## TO BE DONE
Give the count of lines in the data that include "intermediul", with no other words.

## DATA SHOWN

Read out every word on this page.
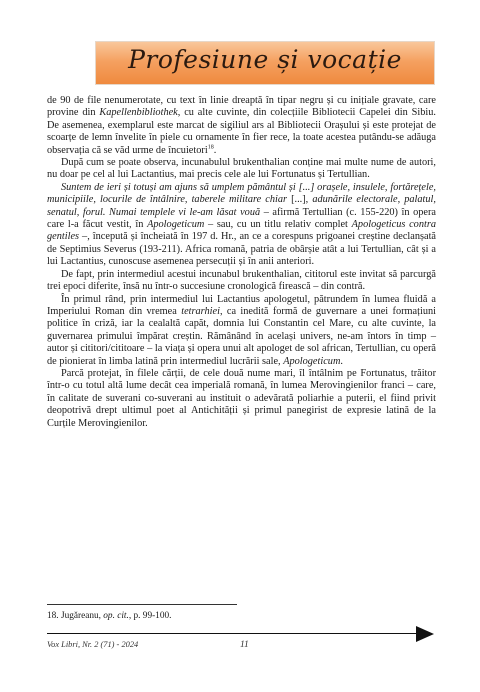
Profesiune și vocație

de 90 de file nenumerotate, cu text în linie dreaptă în tipar negru și cu inițiale gravate, care provine din Kapellenbibliothek, cu alte cuvinte, din colecțiile Bibliotecii Capelei din Sibiu. De asemenea, exemplarul este marcat de sigiliul ars al Bibliotecii Orașului și este protejat de scoarțe de lemn învelite în piele cu ornamente în fier rece, la toate acestea putându-se adăuga observația că se văd urme de încuietori$^{18}$.

După cum se poate observa, incunabulul brukenthalian conține mai multe nume de autori, nu doar pe cel al lui Lactantius, mai precis cele ale lui Fortunatus și Tertullian.

Suntem de ieri și totuși am ajuns să umplem pământul și [...] orașele, insulele, fortărețele, municipiile, locurile de întâlnire, taberele militare chiar [...], adunările electorale, palatul, senatul, forul. Numai templele vi le-am lăsat vouă – afirmă Tertullian (c. 155-220) în opera care l-a făcut vestit, în Apologeticum – sau, cu un titlu relativ complet Apologeticus contra gentiles –, începută și încheiată în 197 d. Hr., an ce a corespuns prigoanei creștine declanșată de Septimius Severus (193-211). Africa romană, patria de obârșie atât a lui Tertullian, cât și a lui Lactantius, cunoscuse asemenea persecuții și în anii anteriori.

De fapt, prin intermediul acestui incunabul brukenthalian, cititorul este invitat să parcurgă trei epoci diferite, însă nu într-o succesiune cronologică firească – din contră.

În primul rând, prin intermediul lui Lactantius apologetul, pătrundem în lumea fluidă a Imperiului Roman din vremea tetrarhiei, ca inedită formă de guvernare a unei formațiuni politice în criză, iar la cealaltă capăt, domnia lui Constantin cel Mare, cu alte cuvinte, la guvernarea primului împărat creștin. Rămânând în același univers, ne-am întors în timp – autor și cititori/cititoare – la viața și opera unui alt apologet de sol african, Tertullian, cu operă de pionierat în limba latină prin intermediul lucrării sale, Apologeticum.

Parcă protejat, în filele cărții, de cele două nume mari, îl întâlnim pe Fortunatus, trăitor într-o cu totul altă lume decât cea imperială romană, în lumea Merovingienilor franci – care, în calitate de suverani co-suverani au instituit o adevărată poliarhie a puterii, el fiind privit deopotrivă drept ultimul poet al Antichității și primul panegirist de expresie latină de la Curțile Merovingienilor.

18. Jugăreanu, op. cit., p. 99-100.
Vox Libri, Nr. 2 (71) - 2024	11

## ANSWER TO THIS PROBLEM
2